[What you will do] Would you transcribe the listing that follows, character for character, and omit its images?

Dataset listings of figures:

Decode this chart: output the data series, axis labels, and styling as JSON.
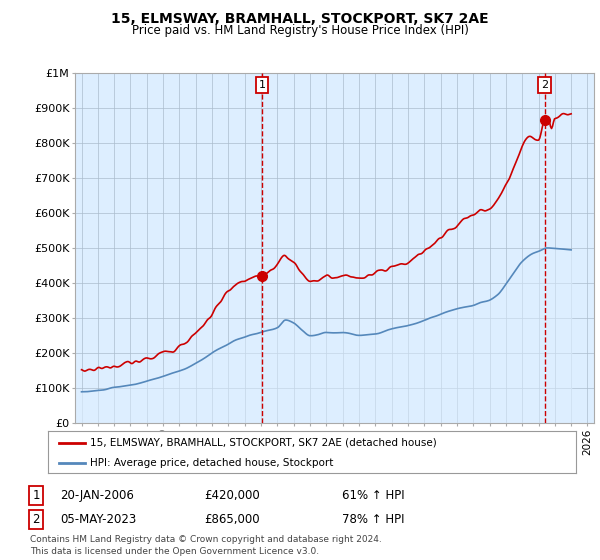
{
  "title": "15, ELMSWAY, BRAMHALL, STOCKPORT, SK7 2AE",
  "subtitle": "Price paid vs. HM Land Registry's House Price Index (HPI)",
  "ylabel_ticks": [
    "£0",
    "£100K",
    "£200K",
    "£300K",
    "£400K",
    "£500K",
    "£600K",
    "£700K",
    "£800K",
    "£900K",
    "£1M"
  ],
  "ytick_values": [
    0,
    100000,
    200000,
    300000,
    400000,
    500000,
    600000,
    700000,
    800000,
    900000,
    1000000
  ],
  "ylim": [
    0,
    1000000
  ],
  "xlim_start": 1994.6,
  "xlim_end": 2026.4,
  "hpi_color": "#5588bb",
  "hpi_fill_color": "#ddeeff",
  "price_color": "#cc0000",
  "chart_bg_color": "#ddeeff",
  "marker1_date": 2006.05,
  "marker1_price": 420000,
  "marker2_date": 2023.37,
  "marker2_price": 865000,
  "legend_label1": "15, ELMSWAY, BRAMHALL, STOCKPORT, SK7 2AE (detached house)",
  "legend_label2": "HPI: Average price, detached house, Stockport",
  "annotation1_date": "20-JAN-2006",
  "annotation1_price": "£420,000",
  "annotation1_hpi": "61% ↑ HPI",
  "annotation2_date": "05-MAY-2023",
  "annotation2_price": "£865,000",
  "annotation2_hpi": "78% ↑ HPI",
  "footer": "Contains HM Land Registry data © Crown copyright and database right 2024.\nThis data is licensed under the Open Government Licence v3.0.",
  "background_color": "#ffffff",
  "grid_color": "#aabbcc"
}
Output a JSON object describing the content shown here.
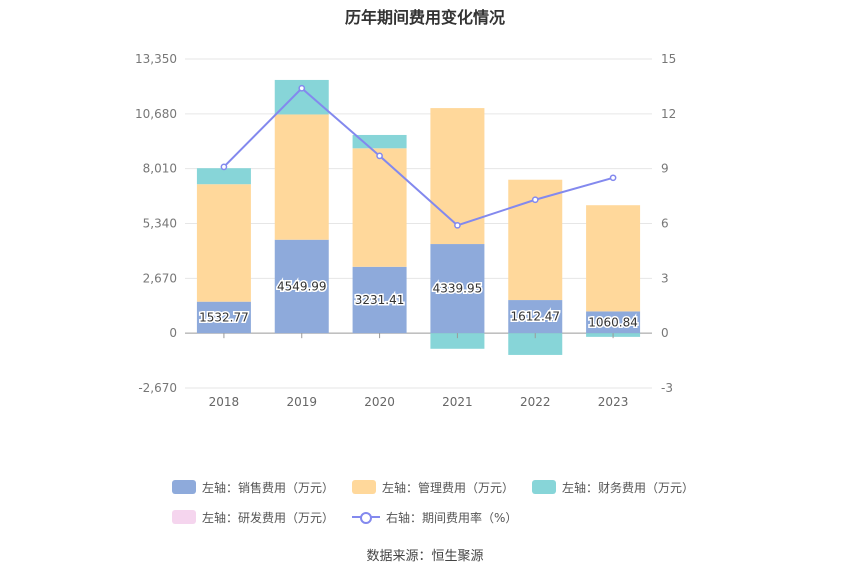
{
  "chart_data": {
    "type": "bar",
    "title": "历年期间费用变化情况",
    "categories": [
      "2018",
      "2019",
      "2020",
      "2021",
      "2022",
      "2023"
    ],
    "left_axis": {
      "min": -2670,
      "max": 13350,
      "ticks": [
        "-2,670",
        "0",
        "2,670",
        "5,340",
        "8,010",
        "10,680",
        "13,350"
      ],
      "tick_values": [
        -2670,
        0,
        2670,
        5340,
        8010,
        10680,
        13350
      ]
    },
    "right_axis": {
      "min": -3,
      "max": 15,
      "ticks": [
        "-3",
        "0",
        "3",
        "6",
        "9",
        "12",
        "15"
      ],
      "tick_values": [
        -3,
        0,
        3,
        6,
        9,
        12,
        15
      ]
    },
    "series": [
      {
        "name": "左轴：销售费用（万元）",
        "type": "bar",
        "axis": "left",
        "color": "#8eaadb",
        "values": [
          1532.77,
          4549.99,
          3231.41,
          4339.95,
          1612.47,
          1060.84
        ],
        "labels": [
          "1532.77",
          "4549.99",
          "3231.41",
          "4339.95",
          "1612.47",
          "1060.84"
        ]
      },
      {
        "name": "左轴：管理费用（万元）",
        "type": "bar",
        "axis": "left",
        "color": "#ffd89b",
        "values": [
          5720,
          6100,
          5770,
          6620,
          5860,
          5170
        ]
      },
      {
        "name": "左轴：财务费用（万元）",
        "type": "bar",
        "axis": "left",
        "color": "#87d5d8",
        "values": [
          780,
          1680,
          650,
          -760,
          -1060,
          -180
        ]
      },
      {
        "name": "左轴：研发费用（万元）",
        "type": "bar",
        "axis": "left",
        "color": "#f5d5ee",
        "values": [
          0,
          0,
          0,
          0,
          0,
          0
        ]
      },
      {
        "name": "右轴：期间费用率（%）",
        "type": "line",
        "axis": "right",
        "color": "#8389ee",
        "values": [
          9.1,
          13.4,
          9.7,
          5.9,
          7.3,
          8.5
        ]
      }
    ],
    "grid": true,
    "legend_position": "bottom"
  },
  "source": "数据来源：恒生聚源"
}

[Written response]
Decode this chart: output the data series, axis labels, and styling as JSON.
{
  "title": "15, ELMSWAY, BRAMHALL, STOCKPORT, SK7 2AE",
  "subtitle": "Price paid vs. HM Land Registry's House Price Index (HPI)",
  "ylabel_ticks": [
    "£0",
    "£100K",
    "£200K",
    "£300K",
    "£400K",
    "£500K",
    "£600K",
    "£700K",
    "£800K",
    "£900K",
    "£1M"
  ],
  "ytick_values": [
    0,
    100000,
    200000,
    300000,
    400000,
    500000,
    600000,
    700000,
    800000,
    900000,
    1000000
  ],
  "ylim": [
    0,
    1000000
  ],
  "xlim_start": 1994.6,
  "xlim_end": 2026.4,
  "hpi_color": "#5588bb",
  "hpi_fill_color": "#ddeeff",
  "price_color": "#cc0000",
  "chart_bg_color": "#ddeeff",
  "marker1_date": 2006.05,
  "marker1_price": 420000,
  "marker2_date": 2023.37,
  "marker2_price": 865000,
  "legend_label1": "15, ELMSWAY, BRAMHALL, STOCKPORT, SK7 2AE (detached house)",
  "legend_label2": "HPI: Average price, detached house, Stockport",
  "annotation1_date": "20-JAN-2006",
  "annotation1_price": "£420,000",
  "annotation1_hpi": "61% ↑ HPI",
  "annotation2_date": "05-MAY-2023",
  "annotation2_price": "£865,000",
  "annotation2_hpi": "78% ↑ HPI",
  "footer": "Contains HM Land Registry data © Crown copyright and database right 2024.\nThis data is licensed under the Open Government Licence v3.0.",
  "background_color": "#ffffff",
  "grid_color": "#aabbcc"
}
Output a JSON object describing the content shown here.
{
  "chart_data": {
    "type": "bar",
    "title": "历年期间费用变化情况",
    "categories": [
      "2018",
      "2019",
      "2020",
      "2021",
      "2022",
      "2023"
    ],
    "left_axis": {
      "min": -2670,
      "max": 13350,
      "ticks": [
        "-2,670",
        "0",
        "2,670",
        "5,340",
        "8,010",
        "10,680",
        "13,350"
      ],
      "tick_values": [
        -2670,
        0,
        2670,
        5340,
        8010,
        10680,
        13350
      ]
    },
    "right_axis": {
      "min": -3,
      "max": 15,
      "ticks": [
        "-3",
        "0",
        "3",
        "6",
        "9",
        "12",
        "15"
      ],
      "tick_values": [
        -3,
        0,
        3,
        6,
        9,
        12,
        15
      ]
    },
    "series": [
      {
        "name": "左轴：销售费用（万元）",
        "type": "bar",
        "axis": "left",
        "color": "#8eaadb",
        "values": [
          1532.77,
          4549.99,
          3231.41,
          4339.95,
          1612.47,
          1060.84
        ],
        "labels": [
          "1532.77",
          "4549.99",
          "3231.41",
          "4339.95",
          "1612.47",
          "1060.84"
        ]
      },
      {
        "name": "左轴：管理费用（万元）",
        "type": "bar",
        "axis": "left",
        "color": "#ffd89b",
        "values": [
          5720,
          6100,
          5770,
          6620,
          5860,
          5170
        ]
      },
      {
        "name": "左轴：财务费用（万元）",
        "type": "bar",
        "axis": "left",
        "color": "#87d5d8",
        "values": [
          780,
          1680,
          650,
          -760,
          -1060,
          -180
        ]
      },
      {
        "name": "左轴：研发费用（万元）",
        "type": "bar",
        "axis": "left",
        "color": "#f5d5ee",
        "values": [
          0,
          0,
          0,
          0,
          0,
          0
        ]
      },
      {
        "name": "右轴：期间费用率（%）",
        "type": "line",
        "axis": "right",
        "color": "#8389ee",
        "values": [
          9.1,
          13.4,
          9.7,
          5.9,
          7.3,
          8.5
        ]
      }
    ],
    "grid": true,
    "legend_position": "bottom"
  },
  "source": "数据来源：恒生聚源"
}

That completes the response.